Start of Information shown
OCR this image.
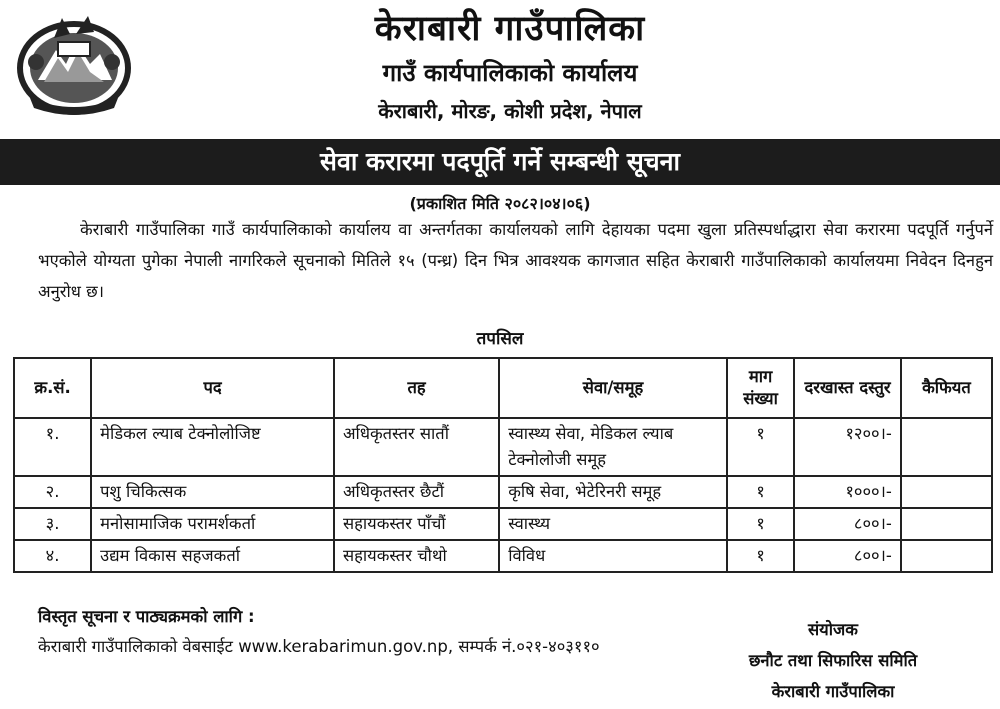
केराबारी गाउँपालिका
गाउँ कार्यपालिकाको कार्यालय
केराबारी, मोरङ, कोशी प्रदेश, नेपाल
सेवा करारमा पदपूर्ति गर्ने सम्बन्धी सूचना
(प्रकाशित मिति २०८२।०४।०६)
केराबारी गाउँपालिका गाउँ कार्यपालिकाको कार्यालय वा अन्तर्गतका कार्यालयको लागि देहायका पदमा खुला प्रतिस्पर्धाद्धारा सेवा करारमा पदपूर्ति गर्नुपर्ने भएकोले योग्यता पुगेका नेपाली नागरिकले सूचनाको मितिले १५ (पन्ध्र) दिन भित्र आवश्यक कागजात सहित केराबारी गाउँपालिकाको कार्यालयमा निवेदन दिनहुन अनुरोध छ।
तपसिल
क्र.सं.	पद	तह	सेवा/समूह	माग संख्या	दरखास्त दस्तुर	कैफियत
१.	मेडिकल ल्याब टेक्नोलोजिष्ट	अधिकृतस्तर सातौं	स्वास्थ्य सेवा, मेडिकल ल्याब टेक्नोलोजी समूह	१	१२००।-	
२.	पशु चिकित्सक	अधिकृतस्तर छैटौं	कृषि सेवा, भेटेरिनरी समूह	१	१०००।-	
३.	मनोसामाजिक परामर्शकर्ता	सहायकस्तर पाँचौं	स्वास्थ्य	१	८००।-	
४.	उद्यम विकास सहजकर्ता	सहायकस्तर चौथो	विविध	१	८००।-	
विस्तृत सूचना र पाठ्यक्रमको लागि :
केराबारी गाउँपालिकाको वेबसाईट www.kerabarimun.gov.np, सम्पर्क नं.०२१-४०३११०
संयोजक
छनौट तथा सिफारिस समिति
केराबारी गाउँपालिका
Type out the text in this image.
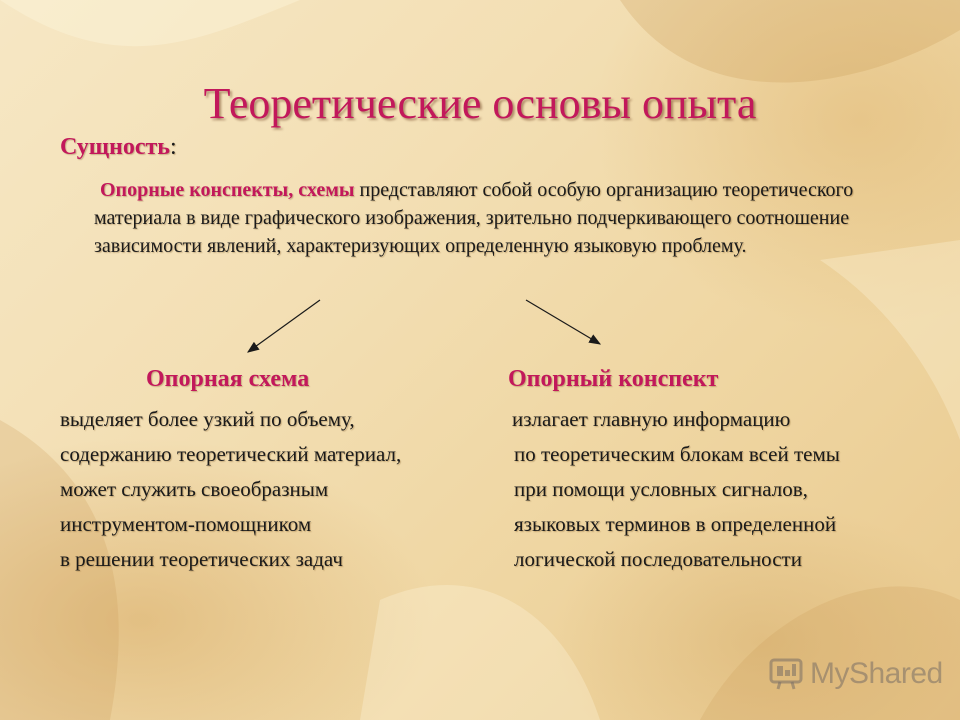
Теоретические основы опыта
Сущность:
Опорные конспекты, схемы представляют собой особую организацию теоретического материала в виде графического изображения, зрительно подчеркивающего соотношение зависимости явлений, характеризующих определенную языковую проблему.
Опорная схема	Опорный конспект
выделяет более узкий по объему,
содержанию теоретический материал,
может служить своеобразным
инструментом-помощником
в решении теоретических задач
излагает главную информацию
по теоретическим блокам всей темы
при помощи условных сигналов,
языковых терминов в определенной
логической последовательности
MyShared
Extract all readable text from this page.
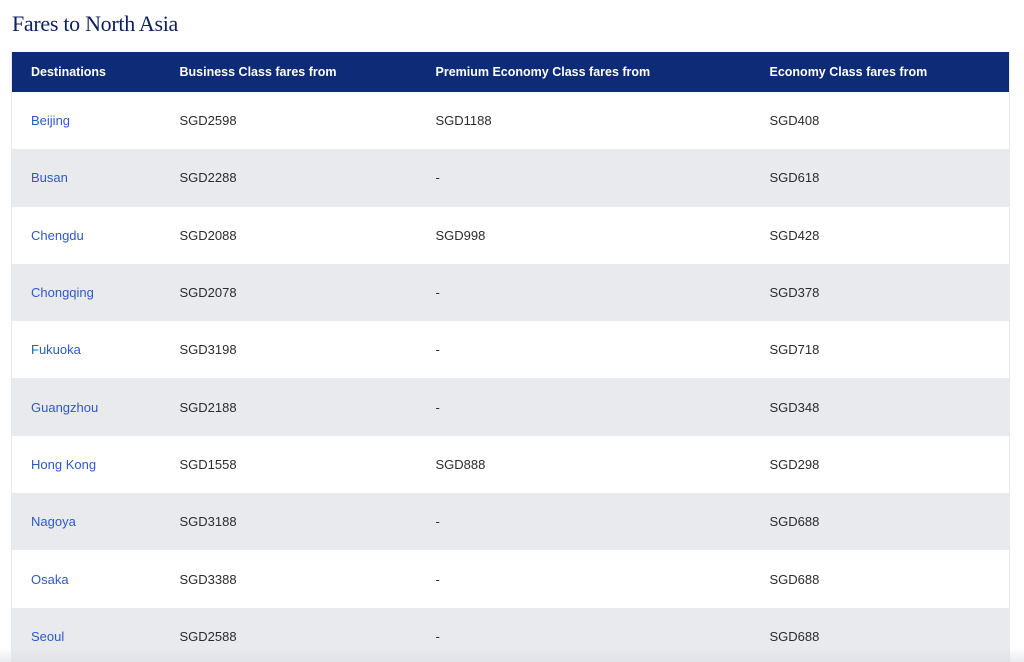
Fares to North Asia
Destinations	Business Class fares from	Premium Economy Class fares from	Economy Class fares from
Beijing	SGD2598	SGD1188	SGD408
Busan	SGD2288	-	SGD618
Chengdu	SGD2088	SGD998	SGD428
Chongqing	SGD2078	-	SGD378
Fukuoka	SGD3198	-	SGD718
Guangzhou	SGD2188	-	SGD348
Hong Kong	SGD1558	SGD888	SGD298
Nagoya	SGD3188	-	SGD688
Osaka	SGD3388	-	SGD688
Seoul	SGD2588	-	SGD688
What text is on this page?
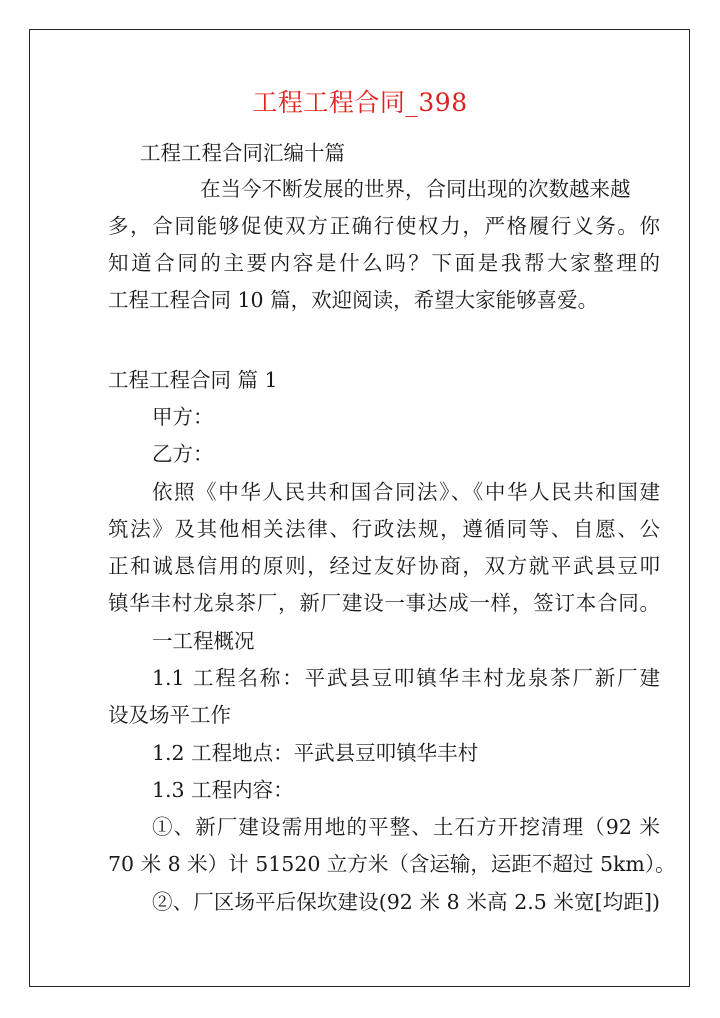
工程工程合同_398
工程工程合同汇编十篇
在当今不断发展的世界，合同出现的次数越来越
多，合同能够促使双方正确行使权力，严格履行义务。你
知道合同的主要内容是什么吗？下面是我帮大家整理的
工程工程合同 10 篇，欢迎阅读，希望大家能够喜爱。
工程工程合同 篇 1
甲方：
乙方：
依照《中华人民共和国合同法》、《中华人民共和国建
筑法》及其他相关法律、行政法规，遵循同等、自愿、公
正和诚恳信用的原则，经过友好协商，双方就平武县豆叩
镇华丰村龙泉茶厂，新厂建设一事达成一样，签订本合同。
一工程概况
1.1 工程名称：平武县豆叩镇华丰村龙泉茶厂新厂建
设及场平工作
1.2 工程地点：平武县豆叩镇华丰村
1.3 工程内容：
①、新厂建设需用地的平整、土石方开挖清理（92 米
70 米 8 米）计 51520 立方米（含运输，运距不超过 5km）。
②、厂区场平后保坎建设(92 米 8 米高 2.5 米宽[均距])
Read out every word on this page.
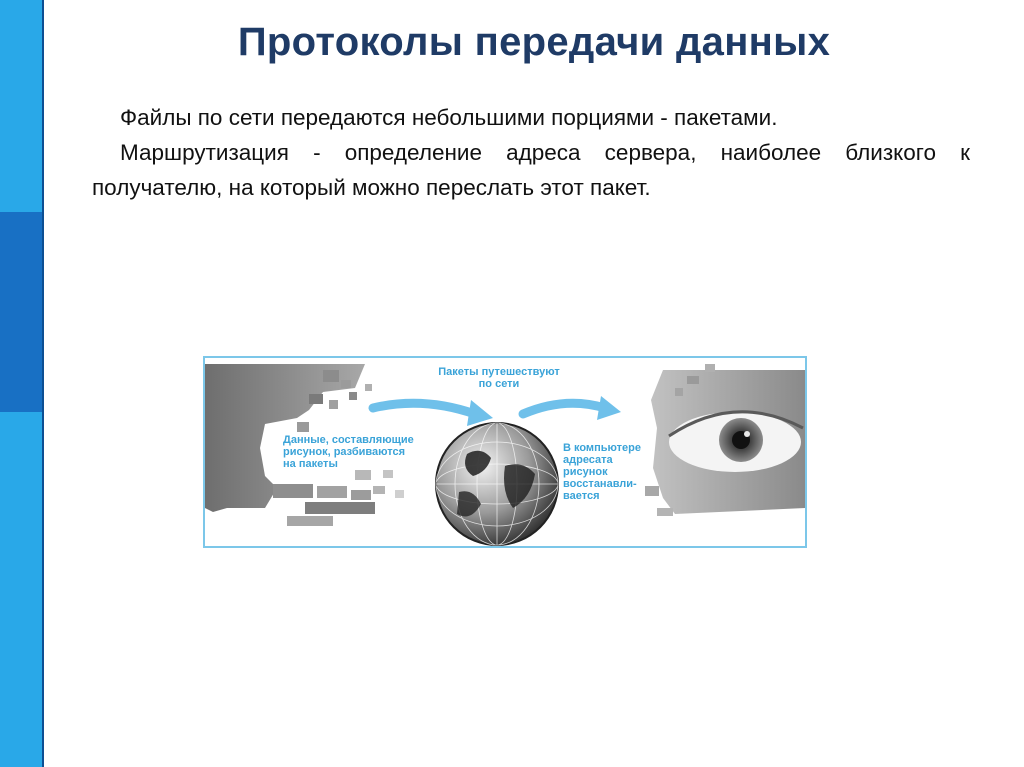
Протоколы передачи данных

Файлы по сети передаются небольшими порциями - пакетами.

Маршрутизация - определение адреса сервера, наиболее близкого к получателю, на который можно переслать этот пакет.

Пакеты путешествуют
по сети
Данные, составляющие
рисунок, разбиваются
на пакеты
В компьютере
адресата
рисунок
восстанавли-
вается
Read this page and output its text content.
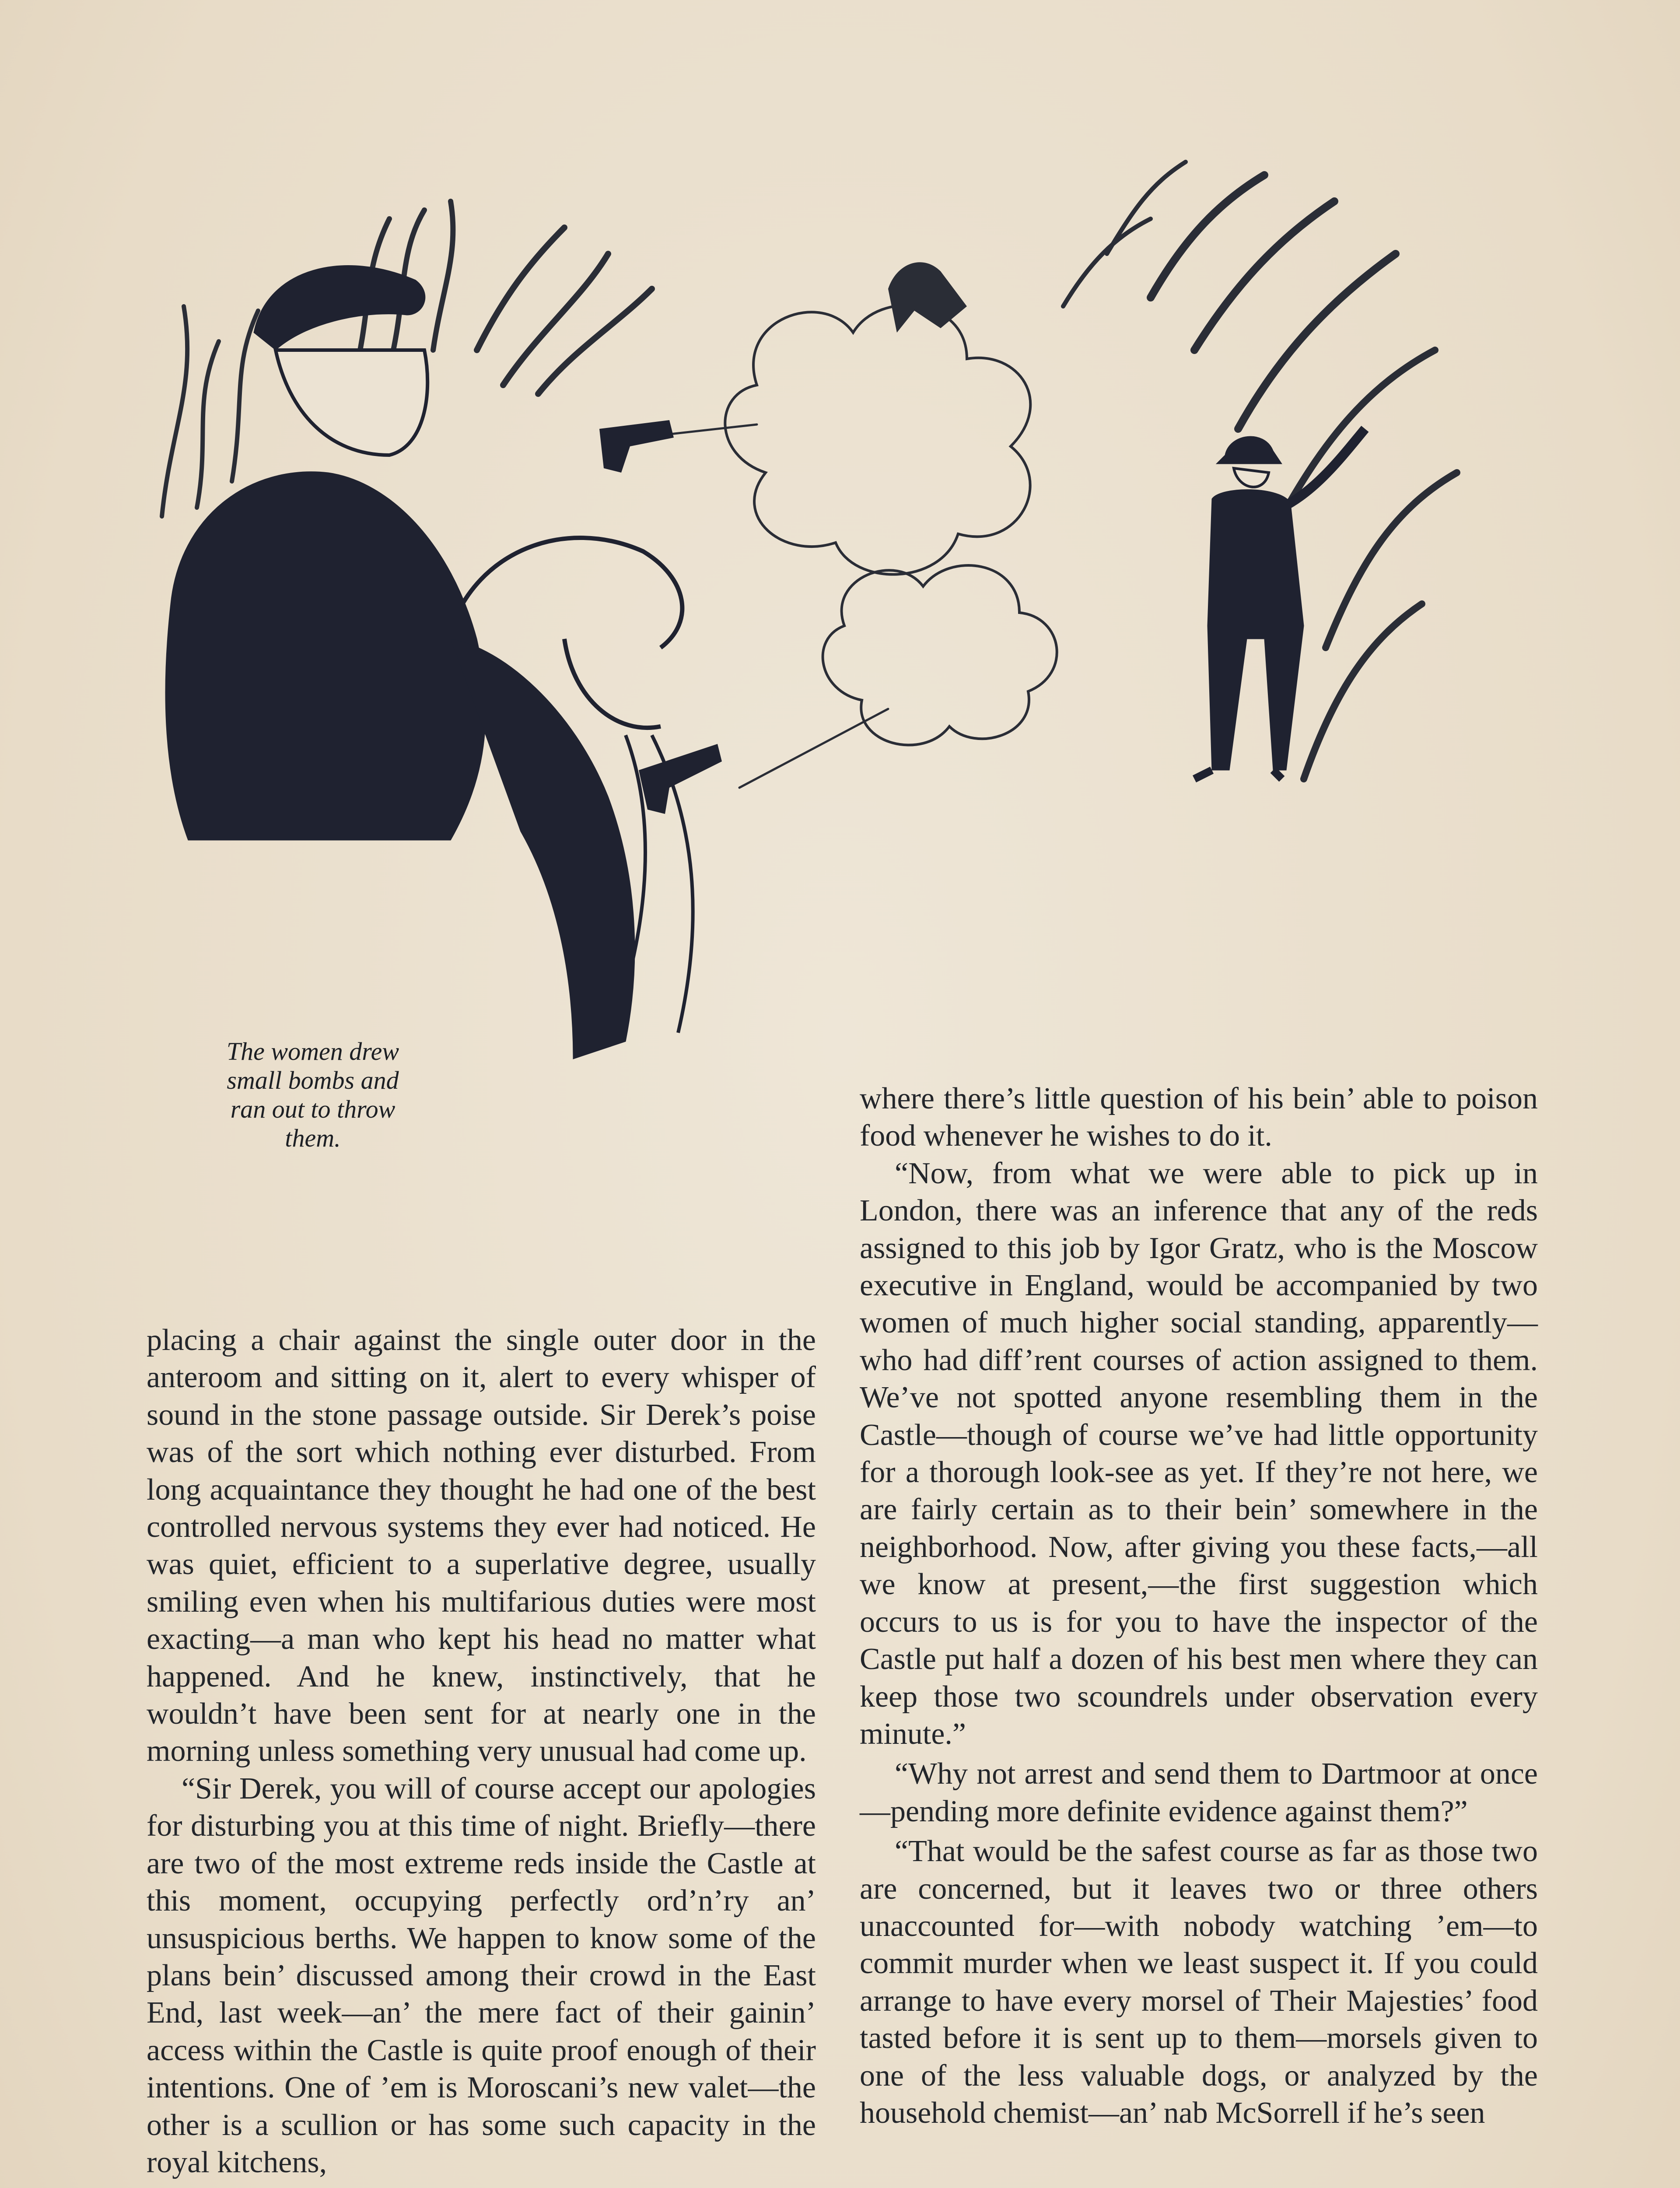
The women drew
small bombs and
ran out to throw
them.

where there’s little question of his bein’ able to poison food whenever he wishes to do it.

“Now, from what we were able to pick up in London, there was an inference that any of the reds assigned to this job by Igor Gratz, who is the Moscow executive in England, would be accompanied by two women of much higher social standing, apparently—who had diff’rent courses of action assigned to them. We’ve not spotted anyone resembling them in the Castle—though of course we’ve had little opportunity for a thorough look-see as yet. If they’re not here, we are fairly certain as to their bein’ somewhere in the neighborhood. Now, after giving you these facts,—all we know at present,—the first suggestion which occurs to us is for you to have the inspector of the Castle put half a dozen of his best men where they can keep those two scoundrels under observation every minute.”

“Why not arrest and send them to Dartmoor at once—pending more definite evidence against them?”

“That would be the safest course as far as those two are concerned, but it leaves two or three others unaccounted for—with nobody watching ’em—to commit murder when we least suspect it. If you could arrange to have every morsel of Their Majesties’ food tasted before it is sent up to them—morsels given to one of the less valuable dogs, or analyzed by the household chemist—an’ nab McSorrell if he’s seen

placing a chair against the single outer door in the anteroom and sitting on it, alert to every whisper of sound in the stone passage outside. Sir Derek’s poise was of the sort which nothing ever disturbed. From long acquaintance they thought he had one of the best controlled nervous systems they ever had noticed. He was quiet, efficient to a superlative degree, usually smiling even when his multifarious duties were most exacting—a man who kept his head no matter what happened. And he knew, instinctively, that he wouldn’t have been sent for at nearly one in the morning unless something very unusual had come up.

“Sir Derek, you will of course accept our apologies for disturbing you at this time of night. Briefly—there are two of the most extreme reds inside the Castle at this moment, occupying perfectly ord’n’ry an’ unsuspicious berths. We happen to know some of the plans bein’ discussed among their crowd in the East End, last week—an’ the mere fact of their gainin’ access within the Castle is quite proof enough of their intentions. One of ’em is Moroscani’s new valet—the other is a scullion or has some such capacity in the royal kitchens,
End of Information shown
◆ **What you have to do**
Pick out the lines above containing the word "сети", then copy them.

◆ **Task response**
Файлы по сети передаются небольшими порциями - пакетами.
по сети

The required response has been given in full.